Every line below must be reproduced exactly. Copy them all.

───

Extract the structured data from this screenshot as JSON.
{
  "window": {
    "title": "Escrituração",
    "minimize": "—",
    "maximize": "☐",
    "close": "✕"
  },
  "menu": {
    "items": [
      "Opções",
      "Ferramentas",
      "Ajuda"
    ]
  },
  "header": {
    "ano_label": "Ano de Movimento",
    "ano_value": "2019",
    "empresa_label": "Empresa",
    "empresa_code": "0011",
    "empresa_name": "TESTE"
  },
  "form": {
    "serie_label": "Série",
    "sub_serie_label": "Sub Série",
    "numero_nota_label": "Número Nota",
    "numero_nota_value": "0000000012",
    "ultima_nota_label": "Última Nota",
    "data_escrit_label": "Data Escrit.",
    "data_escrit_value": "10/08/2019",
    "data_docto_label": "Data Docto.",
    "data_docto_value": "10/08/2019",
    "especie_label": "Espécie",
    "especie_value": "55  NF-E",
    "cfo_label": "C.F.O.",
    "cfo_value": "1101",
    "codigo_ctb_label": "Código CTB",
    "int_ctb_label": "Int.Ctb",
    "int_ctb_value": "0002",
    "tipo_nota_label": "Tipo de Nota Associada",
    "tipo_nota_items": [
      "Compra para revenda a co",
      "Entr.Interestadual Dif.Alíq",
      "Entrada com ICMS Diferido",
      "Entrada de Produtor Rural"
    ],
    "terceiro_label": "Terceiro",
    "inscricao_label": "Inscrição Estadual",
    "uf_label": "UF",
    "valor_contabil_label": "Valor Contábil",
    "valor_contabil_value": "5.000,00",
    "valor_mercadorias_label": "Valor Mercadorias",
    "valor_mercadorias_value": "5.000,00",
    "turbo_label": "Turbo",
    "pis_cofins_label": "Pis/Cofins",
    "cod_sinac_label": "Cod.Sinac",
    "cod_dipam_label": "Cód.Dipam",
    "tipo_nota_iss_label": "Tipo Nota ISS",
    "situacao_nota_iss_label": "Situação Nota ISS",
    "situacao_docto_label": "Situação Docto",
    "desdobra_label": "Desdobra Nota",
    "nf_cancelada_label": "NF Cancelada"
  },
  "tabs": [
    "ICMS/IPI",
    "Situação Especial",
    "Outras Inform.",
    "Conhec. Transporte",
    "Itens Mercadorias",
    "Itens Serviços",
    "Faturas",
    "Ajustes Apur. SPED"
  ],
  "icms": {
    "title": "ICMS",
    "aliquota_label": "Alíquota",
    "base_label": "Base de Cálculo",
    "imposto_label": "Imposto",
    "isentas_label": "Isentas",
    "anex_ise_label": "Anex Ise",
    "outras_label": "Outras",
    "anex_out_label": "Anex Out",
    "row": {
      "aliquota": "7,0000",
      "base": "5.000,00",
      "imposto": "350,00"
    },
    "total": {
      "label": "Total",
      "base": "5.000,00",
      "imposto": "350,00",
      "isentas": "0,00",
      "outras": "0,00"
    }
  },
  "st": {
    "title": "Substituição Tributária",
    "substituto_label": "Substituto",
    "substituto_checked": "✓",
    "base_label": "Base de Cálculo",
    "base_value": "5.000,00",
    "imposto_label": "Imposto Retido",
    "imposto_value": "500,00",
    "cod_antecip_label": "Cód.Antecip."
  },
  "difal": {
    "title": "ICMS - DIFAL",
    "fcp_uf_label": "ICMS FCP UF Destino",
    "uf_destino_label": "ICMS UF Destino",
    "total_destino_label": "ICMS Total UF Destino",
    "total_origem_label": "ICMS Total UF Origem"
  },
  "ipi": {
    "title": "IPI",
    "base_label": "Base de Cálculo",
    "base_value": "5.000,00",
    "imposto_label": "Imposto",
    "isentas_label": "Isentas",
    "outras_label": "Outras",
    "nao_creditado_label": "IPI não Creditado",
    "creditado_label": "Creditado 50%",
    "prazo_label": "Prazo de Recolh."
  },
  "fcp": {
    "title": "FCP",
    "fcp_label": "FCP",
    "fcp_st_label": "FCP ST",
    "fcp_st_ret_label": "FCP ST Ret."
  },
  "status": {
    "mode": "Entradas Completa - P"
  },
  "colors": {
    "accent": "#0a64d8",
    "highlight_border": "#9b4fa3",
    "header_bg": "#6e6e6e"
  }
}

───

**Exercise solution**.
Extract the structured data from this screenshot as JSON.
{
  "window": {
    "title": "Escrituração",
    "minimize": "—",
    "maximize": "☐",
    "close": "✕"
  },
  "menu": {
    "items": [
      "Opções",
      "Ferramentas",
      "Ajuda"
    ]
  },
  "header": {
    "ano_label": "Ano de Movimento",
    "ano_value": "2019",
    "empresa_label": "Empresa",
    "empresa_code": "0011",
    "empresa_name": "TESTE"
  },
  "form": {
    "serie_label": "Série",
    "sub_serie_label": "Sub Série",
    "numero_nota_label": "Número Nota",
    "numero_nota_value": "0000000012",
    "ultima_nota_label": "Última Nota",
    "data_escrit_label": "Data Escrit.",
    "data_escrit_value": "10/08/2019",
    "data_docto_label": "Data Docto.",
    "data_docto_value": "10/08/2019",
    "especie_label": "Espécie",
    "especie_value": "55  NF-E",
    "cfo_label": "C.F.O.",
    "cfo_value": "1101",
    "codigo_ctb_label": "Código CTB",
    "int_ctb_label": "Int.Ctb",
    "int_ctb_value": "0002",
    "tipo_nota_label": "Tipo de Nota Associada",
    "tipo_nota_items": [
      "Compra para revenda a co",
      "Entr.Interestadual Dif.Alíq",
      "Entrada com ICMS Diferido",
      "Entrada de Produtor Rural"
    ],
    "terceiro_label": "Terceiro",
    "inscricao_label": "Inscrição Estadual",
    "uf_label": "UF",
    "valor_contabil_label": "Valor Contábil",
    "valor_contabil_value": "5.000,00",
    "valor_mercadorias_label": "Valor Mercadorias",
    "valor_mercadorias_value": "5.000,00",
    "turbo_label": "Turbo",
    "pis_cofins_label": "Pis/Cofins",
    "cod_sinac_label": "Cod.Sinac",
    "cod_dipam_label": "Cód.Dipam",
    "tipo_nota_iss_label": "Tipo Nota ISS",
    "situacao_nota_iss_label": "Situação Nota ISS",
    "situacao_docto_label": "Situação Docto",
    "desdobra_label": "Desdobra Nota",
    "nf_cancelada_label": "NF Cancelada"
  },
  "tabs": [
    "ICMS/IPI",
    "Situação Especial",
    "Outras Inform.",
    "Conhec. Transporte",
    "Itens Mercadorias",
    "Itens Serviços",
    "Faturas",
    "Ajustes Apur. SPED"
  ],
  "icms": {
    "title": "ICMS",
    "aliquota_label": "Alíquota",
    "base_label": "Base de Cálculo",
    "imposto_label": "Imposto",
    "isentas_label": "Isentas",
    "anex_ise_label": "Anex Ise",
    "outras_label": "Outras",
    "anex_out_label": "Anex Out",
    "row": {
      "aliquota": "7,0000",
      "base": "5.000,00",
      "imposto": "350,00"
    },
    "total": {
      "label": "Total",
      "base": "5.000,00",
      "imposto": "350,00",
      "isentas": "0,00",
      "outras": "0,00"
    }
  },
  "st": {
    "title": "Substituição Tributária",
    "substituto_label": "Substituto",
    "substituto_checked": "✓",
    "base_label": "Base de Cálculo",
    "base_value": "5.000,00",
    "imposto_label": "Imposto Retido",
    "imposto_value": "500,00",
    "cod_antecip_label": "Cód.Antecip."
  },
  "difal": {
    "title": "ICMS - DIFAL",
    "fcp_uf_label": "ICMS FCP UF Destino",
    "uf_destino_label": "ICMS UF Destino",
    "total_destino_label": "ICMS Total UF Destino",
    "total_origem_label": "ICMS Total UF Origem"
  },
  "ipi": {
    "title": "IPI",
    "base_label": "Base de Cálculo",
    "base_value": "5.000,00",
    "imposto_label": "Imposto",
    "isentas_label": "Isentas",
    "outras_label": "Outras",
    "nao_creditado_label": "IPI não Creditado",
    "creditado_label": "Creditado 50%",
    "prazo_label": "Prazo de Recolh."
  },
  "fcp": {
    "title": "FCP",
    "fcp_label": "FCP",
    "fcp_st_label": "FCP ST",
    "fcp_st_ret_label": "FCP ST Ret."
  },
  "status": {
    "mode": "Entradas Completa - P"
  },
  "colors": {
    "accent": "#0a64d8",
    "highlight_border": "#9b4fa3",
    "header_bg": "#6e6e6e"
  }
}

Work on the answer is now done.